#### Task to complete
Identify the lines bearing the string "title" and gather them.

#### Exercise data
══════

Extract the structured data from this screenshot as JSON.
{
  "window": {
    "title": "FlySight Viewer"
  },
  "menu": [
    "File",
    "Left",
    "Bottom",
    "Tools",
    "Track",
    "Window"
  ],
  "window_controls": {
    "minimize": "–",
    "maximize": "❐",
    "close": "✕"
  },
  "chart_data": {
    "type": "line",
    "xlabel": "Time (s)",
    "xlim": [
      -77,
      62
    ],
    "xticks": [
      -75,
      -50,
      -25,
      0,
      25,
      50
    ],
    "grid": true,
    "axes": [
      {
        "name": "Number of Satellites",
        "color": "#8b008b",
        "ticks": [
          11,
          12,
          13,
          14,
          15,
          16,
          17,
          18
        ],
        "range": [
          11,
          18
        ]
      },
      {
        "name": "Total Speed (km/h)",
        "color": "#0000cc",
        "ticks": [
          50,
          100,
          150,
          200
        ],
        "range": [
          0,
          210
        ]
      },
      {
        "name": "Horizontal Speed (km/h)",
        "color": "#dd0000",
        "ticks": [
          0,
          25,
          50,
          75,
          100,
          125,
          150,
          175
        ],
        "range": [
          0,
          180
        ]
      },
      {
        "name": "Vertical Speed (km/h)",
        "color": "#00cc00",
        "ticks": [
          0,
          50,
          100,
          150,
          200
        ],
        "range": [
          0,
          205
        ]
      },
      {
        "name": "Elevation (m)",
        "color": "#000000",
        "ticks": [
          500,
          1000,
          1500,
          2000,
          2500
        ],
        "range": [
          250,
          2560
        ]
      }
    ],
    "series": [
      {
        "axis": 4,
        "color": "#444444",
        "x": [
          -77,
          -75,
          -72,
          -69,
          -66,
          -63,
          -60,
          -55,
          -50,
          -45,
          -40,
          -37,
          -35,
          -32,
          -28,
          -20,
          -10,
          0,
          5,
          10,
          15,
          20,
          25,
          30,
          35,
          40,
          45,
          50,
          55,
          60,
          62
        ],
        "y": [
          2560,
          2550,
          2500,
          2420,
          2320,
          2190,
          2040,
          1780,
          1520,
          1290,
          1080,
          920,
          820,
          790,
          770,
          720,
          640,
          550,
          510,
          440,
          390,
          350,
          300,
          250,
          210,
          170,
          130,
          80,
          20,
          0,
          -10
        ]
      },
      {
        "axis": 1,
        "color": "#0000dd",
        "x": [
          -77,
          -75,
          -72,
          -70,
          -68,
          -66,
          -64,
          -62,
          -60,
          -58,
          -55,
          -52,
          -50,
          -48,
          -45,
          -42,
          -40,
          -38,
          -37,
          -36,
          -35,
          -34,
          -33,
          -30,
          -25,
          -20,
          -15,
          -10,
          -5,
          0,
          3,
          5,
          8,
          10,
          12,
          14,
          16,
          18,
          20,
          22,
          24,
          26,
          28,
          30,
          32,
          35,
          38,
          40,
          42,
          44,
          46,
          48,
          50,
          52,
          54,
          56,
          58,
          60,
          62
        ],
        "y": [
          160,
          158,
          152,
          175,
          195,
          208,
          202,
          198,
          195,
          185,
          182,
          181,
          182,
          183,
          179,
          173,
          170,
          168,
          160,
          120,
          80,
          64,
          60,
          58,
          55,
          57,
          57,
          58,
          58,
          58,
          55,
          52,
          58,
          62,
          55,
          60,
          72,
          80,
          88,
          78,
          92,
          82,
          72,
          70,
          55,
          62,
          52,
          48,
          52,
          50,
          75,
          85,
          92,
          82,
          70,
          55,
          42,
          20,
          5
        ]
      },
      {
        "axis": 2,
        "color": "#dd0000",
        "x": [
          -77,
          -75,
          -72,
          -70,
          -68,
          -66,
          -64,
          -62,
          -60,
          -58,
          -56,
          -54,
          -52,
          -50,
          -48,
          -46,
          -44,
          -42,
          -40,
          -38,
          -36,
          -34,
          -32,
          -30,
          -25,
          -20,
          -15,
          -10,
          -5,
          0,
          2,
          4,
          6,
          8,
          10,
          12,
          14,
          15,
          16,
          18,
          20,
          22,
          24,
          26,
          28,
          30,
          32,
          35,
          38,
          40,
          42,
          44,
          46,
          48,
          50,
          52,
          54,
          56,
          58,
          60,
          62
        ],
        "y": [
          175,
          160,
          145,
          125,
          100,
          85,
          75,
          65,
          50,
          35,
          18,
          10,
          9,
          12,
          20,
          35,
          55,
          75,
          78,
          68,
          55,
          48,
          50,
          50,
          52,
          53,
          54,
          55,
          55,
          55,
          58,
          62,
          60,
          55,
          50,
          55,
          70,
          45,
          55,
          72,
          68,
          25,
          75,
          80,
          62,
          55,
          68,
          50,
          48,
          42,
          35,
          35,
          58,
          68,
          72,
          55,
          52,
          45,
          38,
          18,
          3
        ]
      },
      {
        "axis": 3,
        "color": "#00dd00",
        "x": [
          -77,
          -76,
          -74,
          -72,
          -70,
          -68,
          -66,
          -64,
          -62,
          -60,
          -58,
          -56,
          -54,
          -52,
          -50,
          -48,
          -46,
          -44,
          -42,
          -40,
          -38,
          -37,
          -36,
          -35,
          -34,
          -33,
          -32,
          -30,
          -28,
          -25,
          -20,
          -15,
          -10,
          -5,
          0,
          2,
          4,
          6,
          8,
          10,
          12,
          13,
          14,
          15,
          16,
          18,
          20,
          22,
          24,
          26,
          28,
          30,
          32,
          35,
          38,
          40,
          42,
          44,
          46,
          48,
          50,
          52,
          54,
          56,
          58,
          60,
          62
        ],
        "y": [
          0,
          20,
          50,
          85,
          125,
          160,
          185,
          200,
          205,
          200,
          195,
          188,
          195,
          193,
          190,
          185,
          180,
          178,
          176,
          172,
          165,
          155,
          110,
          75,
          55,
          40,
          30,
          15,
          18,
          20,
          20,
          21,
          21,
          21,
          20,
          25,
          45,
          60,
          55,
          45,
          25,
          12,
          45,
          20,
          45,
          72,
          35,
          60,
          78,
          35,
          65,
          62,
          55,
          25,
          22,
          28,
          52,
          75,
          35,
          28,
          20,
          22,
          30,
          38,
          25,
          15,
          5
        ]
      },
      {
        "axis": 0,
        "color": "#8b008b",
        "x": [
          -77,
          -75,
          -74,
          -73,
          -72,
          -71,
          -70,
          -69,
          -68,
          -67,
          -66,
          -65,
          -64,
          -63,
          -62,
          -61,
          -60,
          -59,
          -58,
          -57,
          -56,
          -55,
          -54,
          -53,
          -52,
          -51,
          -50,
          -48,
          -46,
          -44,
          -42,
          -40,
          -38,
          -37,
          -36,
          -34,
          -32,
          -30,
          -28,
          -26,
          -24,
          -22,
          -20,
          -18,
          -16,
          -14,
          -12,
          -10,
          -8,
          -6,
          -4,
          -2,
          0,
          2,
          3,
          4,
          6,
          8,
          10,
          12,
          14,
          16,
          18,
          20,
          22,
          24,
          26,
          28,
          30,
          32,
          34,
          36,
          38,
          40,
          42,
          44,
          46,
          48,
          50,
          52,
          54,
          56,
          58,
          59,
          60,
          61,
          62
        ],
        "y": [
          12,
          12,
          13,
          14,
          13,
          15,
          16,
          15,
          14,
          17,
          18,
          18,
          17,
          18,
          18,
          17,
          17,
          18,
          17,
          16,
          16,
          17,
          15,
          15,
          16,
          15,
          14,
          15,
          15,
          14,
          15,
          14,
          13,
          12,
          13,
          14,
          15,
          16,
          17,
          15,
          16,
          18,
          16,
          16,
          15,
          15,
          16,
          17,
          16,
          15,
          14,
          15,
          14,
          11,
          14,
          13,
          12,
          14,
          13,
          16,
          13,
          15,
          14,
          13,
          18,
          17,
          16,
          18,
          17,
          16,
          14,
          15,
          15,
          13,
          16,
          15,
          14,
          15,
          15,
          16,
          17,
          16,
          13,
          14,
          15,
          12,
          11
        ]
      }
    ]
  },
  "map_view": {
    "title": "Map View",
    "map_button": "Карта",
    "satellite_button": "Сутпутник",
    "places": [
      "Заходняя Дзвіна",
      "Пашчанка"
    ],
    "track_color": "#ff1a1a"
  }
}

══════

#### Result of this task
    "title": "FlySight Viewer"
    "title": "Map View",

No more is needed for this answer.